>>>>
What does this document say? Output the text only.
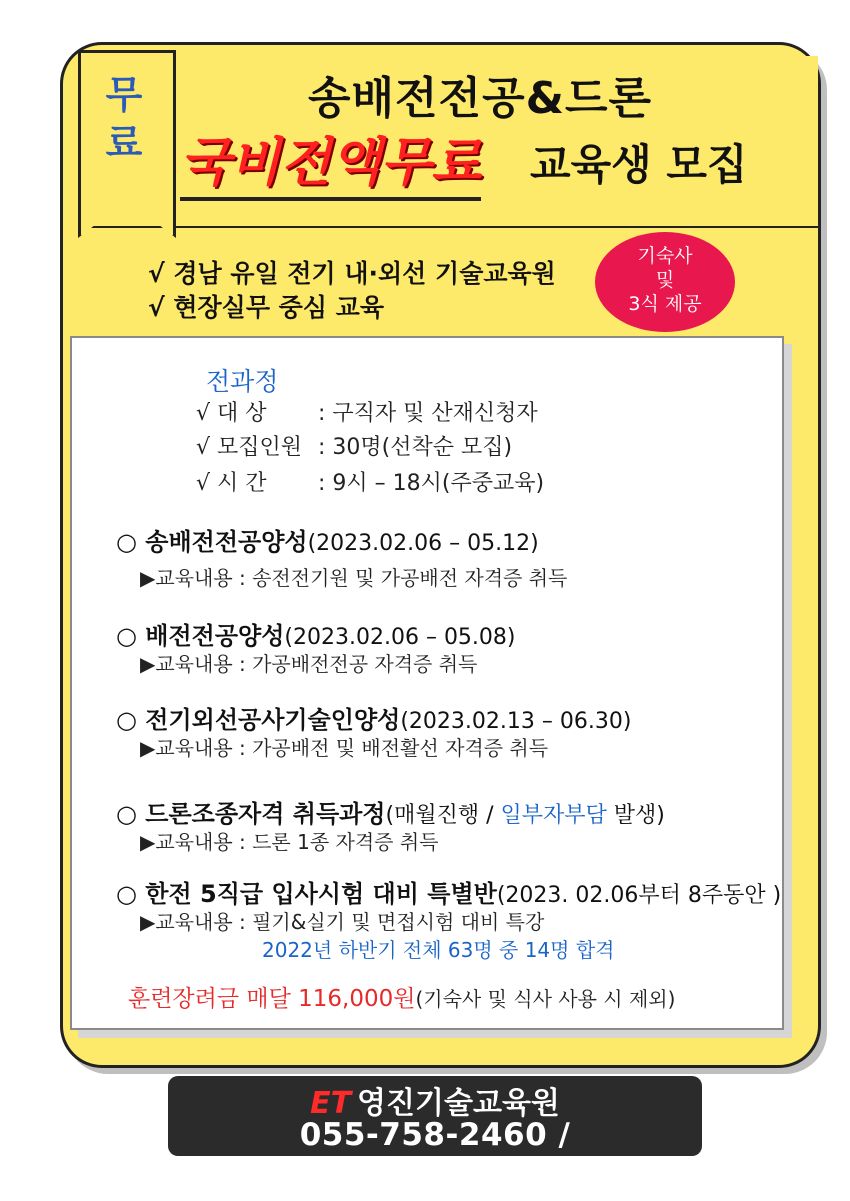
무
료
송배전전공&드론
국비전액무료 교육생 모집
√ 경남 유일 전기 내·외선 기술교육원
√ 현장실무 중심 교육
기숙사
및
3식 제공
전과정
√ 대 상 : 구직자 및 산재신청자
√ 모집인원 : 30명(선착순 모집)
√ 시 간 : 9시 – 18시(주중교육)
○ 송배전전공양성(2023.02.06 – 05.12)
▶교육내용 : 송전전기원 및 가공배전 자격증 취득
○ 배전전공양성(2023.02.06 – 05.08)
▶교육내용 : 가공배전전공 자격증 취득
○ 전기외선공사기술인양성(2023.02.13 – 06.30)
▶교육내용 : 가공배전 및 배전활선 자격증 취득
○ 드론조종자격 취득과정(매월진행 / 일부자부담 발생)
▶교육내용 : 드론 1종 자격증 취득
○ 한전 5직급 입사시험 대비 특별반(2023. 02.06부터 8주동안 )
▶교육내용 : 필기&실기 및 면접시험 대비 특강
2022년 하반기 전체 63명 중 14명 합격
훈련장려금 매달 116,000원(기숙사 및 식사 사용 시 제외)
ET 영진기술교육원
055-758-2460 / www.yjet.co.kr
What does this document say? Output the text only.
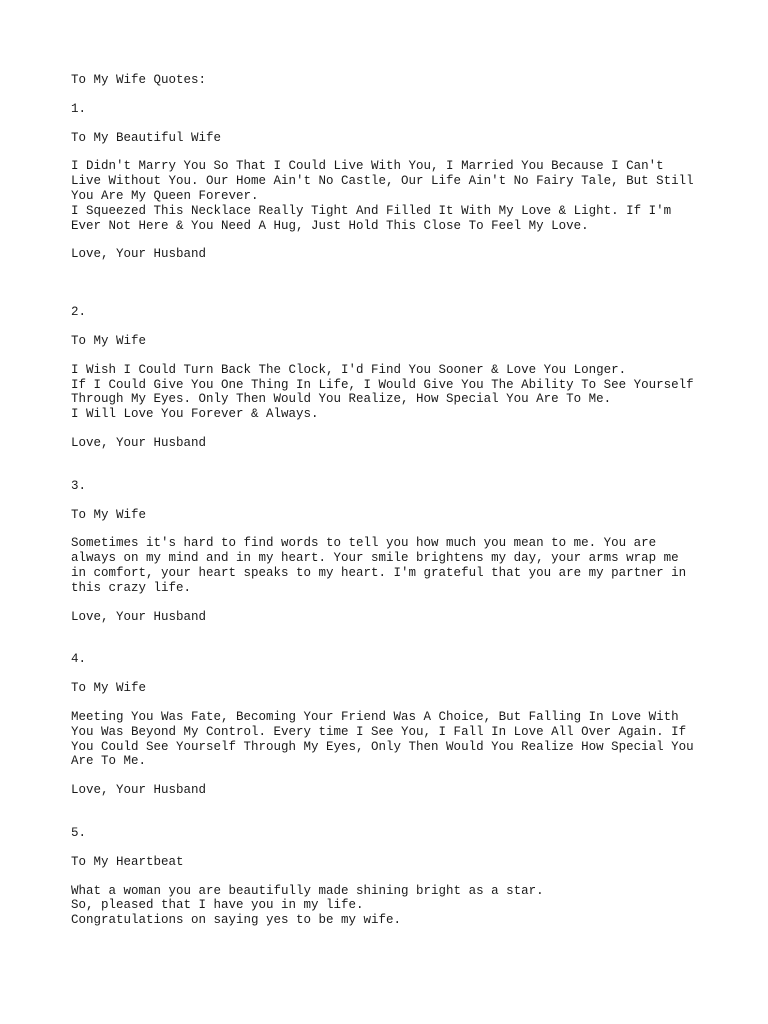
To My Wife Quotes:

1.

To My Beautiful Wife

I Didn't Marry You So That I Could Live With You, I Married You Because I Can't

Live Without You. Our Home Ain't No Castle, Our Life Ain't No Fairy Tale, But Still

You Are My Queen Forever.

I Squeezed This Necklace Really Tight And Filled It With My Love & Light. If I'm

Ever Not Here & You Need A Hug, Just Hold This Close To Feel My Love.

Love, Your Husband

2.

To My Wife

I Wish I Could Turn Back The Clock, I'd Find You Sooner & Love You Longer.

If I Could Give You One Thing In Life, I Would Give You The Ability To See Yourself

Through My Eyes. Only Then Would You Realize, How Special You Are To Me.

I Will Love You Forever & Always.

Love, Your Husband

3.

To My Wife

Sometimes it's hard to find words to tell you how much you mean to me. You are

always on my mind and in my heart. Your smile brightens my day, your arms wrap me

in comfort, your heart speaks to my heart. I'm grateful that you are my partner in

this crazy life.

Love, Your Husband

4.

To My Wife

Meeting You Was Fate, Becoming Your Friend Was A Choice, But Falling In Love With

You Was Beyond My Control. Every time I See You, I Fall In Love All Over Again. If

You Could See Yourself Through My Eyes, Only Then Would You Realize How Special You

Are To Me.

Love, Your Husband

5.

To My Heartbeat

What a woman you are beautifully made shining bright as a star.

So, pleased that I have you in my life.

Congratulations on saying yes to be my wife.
<<<<
[Problem to solve]:
Repeat the records above exactly, omitting every picture.

[Right answer]:
What does this document say? Output the text only.
무
료
송배전전공&드론
국비전액무료 교육생 모집
√ 경남 유일 전기 내·외선 기술교육원
√ 현장실무 중심 교육
기숙사
및
3식 제공
전과정
√ 대 상 : 구직자 및 산재신청자
√ 모집인원 : 30명(선착순 모집)
√ 시 간 : 9시 – 18시(주중교육)
○ 송배전전공양성(2023.02.06 – 05.12)
▶교육내용 : 송전전기원 및 가공배전 자격증 취득
○ 배전전공양성(2023.02.06 – 05.08)
▶교육내용 : 가공배전전공 자격증 취득
○ 전기외선공사기술인양성(2023.02.13 – 06.30)
▶교육내용 : 가공배전 및 배전활선 자격증 취득
○ 드론조종자격 취득과정(매월진행 / 일부자부담 발생)
▶교육내용 : 드론 1종 자격증 취득
○ 한전 5직급 입사시험 대비 특별반(2023. 02.06부터 8주동안 )
▶교육내용 : 필기&실기 및 면접시험 대비 특강
2022년 하반기 전체 63명 중 14명 합격
훈련장려금 매달 116,000원(기숙사 및 식사 사용 시 제외)
ET 영진기술교육원
055-758-2460 / www.yjet.co.kr
What does this document say? Output the text only.
To My Wife Quotes:

1.

To My Beautiful Wife

I Didn't Marry You So That I Could Live With You, I Married You Because I Can't

Live Without You. Our Home Ain't No Castle, Our Life Ain't No Fairy Tale, But Still

You Are My Queen Forever.

I Squeezed This Necklace Really Tight And Filled It With My Love & Light. If I'm

Ever Not Here & You Need A Hug, Just Hold This Close To Feel My Love.

Love, Your Husband

2.

To My Wife

I Wish I Could Turn Back The Clock, I'd Find You Sooner & Love You Longer.

If I Could Give You One Thing In Life, I Would Give You The Ability To See Yourself

Through My Eyes. Only Then Would You Realize, How Special You Are To Me.

I Will Love You Forever & Always.

Love, Your Husband

3.

To My Wife

Sometimes it's hard to find words to tell you how much you mean to me. You are

always on my mind and in my heart. Your smile brightens my day, your arms wrap me

in comfort, your heart speaks to my heart. I'm grateful that you are my partner in

this crazy life.

Love, Your Husband

4.

To My Wife

Meeting You Was Fate, Becoming Your Friend Was A Choice, But Falling In Love With

You Was Beyond My Control. Every time I See You, I Fall In Love All Over Again. If

You Could See Yourself Through My Eyes, Only Then Would You Realize How Special You

Are To Me.

Love, Your Husband

5.

To My Heartbeat

What a woman you are beautifully made shining bright as a star.

So, pleased that I have you in my life.

Congratulations on saying yes to be my wife.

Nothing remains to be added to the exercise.